INSTRUCTIONS FOR THE TASK |
Extract all lines that hold the string "without".
** Start ROWS **
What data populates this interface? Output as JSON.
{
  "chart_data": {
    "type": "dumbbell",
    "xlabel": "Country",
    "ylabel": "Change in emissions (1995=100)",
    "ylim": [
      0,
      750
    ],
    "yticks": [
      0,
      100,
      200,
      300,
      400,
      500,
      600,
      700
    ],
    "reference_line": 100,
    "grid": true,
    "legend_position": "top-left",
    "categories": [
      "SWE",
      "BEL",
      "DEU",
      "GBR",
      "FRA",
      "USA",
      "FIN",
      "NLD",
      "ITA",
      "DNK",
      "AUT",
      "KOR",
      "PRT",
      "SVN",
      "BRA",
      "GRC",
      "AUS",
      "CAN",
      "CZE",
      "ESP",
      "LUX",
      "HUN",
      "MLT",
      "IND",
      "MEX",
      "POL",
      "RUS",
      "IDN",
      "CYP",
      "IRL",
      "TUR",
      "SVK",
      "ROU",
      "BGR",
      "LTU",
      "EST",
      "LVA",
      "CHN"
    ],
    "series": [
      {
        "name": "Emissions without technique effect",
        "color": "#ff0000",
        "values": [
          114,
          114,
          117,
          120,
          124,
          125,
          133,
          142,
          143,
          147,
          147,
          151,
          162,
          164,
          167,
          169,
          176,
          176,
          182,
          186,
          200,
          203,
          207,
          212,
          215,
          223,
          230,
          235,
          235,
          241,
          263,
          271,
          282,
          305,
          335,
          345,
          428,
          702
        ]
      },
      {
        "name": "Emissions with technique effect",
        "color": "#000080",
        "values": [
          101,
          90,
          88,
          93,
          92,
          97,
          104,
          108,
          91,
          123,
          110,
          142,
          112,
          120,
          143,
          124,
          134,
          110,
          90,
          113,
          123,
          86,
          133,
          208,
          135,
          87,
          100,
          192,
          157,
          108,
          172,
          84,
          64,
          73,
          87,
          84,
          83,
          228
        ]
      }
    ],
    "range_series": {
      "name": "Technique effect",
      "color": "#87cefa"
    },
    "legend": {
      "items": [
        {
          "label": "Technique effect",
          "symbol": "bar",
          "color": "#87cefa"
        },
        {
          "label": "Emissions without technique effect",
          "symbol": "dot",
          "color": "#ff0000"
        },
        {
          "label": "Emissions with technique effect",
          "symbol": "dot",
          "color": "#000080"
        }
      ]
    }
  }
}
** End ROWS **
RESULT FOR THIS EXERCISE |
        "name": "Emissions without technique effect",
          "label": "Emissions without technique effect",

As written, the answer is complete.